[À faire]:
1. Recopiez le passage de l'article sur la coopération judiciaire qui va de « Coopération judiciaire : l’importance » jusqu'à « prennent plusieurs formes. ».
2. Écrivez la suite de l'article sur la coopération judiciaire à partir de sa dernière phrase, s'il vous plaît.

[Extrait du document]:
------------------------
Coopération judiciaire : l’importance des partenariats
- Par la lieutenante Floriane Hours
- Publié le 13 janvier 2026
À tous les niveaux, à tous les échelons, les enquêteurs de la gendarmerie collaborent au quotidien avec de nombreuses entités pour résoudre leurs enquêtes. Des partenariats qui prennent plusieurs formes.
La lutte contre la criminalité organisée nécessite, pour être efficace, d’avoir une vision pluridisciplinaire et globale de la menace. une approche collaborative est donc primordiale entre les services d’investigation nationaux et internationaux, mais aussi avec d’autres entités institutionnelles ou privées. Développés en gendarmerie depuis de nombreuses années, ces partenariats représentent aujourd’hui l’un des leviers d’action majeurs dans la lutte contre la criminalité organisée. Parmi ces partenaires se trouvent des entités naturellement liées à la Gendarmerie nationale, comme la Police nationale (via l’EMCO, les offices, l’interservices, etc.), la Douane (dont les prérogatives sont d’une aide précieuse pour la gendarmerie et avec lesquelles de nombreux axes de coopération existent), le service de renseignement pénitentiaire (notamment pour le suivi des profils les plus dangereux et/ou des détenus en fin de peine), la sphère travail/sécurité sociale (organismes de protection sociale, inspection du travail, URSSAF…), l’administration fiscale, etc. Il existe des structures d’échange comme les CODAF ou les COLDEN, et des organismes mixtes tels que les Groupes interministériels de recherches (GIR). Certaines administrations disposent de pouvoirs d’enquête, qu’elles peuvent exercer conjointement avec les unités de gendarmerie (article 28 du CPP), ou de la possibilité d’échanger directement des informations sensibles. « Il existe, entre ces différents acteurs, des protocoles de coopération, de formation (formations croisées, notamment avec les douanes, NDLR), mais aussi des protocoles de partage d’expérience ou de renseignements. C’est par exemple le cas avec TRACFIN, avec qui nous traitons de plus en plus le volet financier de la criminalité organisée, tout en développant avec eux notre compréhension des mécanismes financiers et de blanchiment », explique le général de division Dominique Lambert, Sous-directeur de la police judiciaire (SDPJ).
------------------------
[Liste des enregistrements]:
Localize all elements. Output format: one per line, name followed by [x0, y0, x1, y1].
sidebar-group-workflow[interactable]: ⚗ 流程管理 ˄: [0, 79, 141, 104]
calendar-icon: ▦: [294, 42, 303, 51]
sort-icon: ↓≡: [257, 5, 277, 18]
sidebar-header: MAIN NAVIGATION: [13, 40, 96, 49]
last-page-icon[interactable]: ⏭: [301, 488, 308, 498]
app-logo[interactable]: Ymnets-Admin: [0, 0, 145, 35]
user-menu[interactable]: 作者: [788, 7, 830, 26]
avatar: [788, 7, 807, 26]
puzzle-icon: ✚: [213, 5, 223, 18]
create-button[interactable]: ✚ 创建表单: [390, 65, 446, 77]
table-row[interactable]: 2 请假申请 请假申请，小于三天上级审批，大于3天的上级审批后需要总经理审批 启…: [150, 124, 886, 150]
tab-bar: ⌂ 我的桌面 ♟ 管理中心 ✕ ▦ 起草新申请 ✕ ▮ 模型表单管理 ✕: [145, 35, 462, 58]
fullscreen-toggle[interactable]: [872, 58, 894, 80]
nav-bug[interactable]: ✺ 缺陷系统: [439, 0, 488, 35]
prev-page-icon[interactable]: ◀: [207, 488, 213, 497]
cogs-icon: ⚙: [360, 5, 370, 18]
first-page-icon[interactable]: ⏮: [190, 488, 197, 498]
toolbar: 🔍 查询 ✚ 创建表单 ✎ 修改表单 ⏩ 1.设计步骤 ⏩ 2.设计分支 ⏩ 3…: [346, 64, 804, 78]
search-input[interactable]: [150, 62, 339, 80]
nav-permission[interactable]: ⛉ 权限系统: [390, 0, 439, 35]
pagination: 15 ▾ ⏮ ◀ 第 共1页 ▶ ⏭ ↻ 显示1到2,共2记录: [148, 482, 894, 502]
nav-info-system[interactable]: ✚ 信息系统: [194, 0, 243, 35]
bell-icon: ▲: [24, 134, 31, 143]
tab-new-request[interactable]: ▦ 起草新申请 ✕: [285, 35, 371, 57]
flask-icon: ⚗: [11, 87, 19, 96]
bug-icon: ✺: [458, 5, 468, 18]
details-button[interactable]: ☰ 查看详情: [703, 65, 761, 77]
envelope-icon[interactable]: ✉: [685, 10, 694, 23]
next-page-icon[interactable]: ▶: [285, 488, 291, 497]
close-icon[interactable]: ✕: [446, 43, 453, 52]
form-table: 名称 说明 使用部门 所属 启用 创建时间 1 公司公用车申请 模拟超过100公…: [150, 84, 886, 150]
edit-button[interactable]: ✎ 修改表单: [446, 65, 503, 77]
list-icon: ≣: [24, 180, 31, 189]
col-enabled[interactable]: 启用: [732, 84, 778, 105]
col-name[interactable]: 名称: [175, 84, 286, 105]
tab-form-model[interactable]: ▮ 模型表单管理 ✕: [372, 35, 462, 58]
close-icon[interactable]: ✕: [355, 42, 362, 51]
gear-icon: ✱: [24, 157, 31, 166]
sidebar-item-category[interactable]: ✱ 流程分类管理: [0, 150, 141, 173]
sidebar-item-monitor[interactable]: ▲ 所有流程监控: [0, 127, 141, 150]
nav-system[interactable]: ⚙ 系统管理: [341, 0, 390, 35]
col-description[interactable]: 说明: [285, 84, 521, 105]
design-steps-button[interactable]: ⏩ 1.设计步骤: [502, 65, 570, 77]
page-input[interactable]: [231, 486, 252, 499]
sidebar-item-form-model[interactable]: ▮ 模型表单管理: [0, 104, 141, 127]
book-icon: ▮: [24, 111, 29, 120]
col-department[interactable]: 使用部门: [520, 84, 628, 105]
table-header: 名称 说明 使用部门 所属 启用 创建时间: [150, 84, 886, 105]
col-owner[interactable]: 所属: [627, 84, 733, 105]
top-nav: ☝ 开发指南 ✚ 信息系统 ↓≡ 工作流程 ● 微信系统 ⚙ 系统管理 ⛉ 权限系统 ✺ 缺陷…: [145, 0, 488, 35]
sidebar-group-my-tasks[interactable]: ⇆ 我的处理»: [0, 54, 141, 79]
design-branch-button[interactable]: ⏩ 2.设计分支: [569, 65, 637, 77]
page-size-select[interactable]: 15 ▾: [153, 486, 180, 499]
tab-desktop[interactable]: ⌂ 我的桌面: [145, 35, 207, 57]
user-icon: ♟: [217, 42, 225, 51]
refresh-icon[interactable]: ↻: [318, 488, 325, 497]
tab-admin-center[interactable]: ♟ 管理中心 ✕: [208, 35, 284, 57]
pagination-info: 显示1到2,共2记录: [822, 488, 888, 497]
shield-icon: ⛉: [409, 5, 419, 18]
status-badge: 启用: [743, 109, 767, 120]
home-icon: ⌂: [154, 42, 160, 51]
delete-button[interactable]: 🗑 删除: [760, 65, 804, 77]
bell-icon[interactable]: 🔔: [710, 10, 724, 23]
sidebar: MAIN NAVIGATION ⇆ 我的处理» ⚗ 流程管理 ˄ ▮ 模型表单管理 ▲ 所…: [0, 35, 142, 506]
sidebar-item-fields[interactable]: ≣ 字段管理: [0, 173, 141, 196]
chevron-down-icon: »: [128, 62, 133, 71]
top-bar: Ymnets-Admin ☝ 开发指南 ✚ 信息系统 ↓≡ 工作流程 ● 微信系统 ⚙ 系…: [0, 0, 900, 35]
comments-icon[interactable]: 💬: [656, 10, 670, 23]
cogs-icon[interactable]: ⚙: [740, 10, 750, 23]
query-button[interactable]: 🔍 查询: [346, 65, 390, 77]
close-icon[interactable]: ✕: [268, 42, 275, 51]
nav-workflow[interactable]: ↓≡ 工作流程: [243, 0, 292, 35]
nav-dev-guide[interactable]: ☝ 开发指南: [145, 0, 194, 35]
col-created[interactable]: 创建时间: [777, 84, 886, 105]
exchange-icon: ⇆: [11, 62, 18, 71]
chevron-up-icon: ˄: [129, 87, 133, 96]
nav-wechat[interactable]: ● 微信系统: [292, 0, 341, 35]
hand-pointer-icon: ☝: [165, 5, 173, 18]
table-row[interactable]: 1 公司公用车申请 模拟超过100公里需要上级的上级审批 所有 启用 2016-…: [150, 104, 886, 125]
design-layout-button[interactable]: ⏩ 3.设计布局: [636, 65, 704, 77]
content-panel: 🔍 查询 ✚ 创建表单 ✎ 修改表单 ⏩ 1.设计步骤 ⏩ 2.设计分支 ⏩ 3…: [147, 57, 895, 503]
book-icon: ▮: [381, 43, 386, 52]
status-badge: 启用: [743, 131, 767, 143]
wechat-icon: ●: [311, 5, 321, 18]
------------------------
[Réponses par tâche]:
1.
Coopération judiciaire : l’importance des partenariats
- Par la lieutenante Floriane Hours
- Publié le 13 janvier 2026
À tous les niveaux, à tous les échelons, les enquêteurs de la gendarmerie collaborent au quotidien avec de nombreuses entités pour résoudre leurs enquêtes. Des partenariats qui prennent plusieurs formes.

2.
Ces partenariats sont développés avec des acteurs publics, mais également privés, comme l’Union des fabricants pour la protection internationale de la propriété intellectuelle (UNIFAB), en matière de lutte contre les contrefaçons, et cela à tous les échelons, des unités de terrain (unités territoriales et de recherches, etc.) jusqu’à la sphère internationale. Afin de cartographier ces partenariats, la Sous-direction de la police judiciaire (SDPJ) de la gendarmerie s’est lancée il y a peu dans un vaste travail de recensement, via les échelons de commandement et les différentes unités, de tous les partenariats et des « bonnes pratiques » qui existent en gendarmerie. « L’intérêt est de dépasser le stade parfois un peu artisanal de ce qui est fait localement, afin de structurer les choses et de dépasser le cadre des relations interpersonnelles, garantissant ainsi la continuité des collaborations malgré les changements de poste des uns et des autres », souligne le GDI Lambert. À cet effet, la SDPJ travaille à l’élaboration plus systématique de protocoles et de conventions. « L’idée poursuivie, et plus largement l’enjeu à venir, est de consolider ces partenariats afin de renforcer les axes de coopération. Aujourd’hui, nous faisons face à une menace d’une telle envergure que nous ne pouvons plus nous permettre d’agir de manière isolée. Nous devons veiller à ne laisser aucune brèche et à utiliser pleinement tous les moyens à notre disposition pour lutter contre la criminalité organisée. » Pour le SDPJ, l’autre intérêt des partenariats est la remédiation : une démarche visant à identifier les failles systémiques exploitées par les malfaiteurs, pour ensuite, avec les partenaires, agir à tous les niveaux afin de « fermer le robinet ». En matière de fraudes aux subventions, par exemple, le travail avec les partenaires permet d’agir en amont du processus d’attribution. « L’idée est de traiter le problème à la racine, plutôt que de s’user en bout de chaîne. »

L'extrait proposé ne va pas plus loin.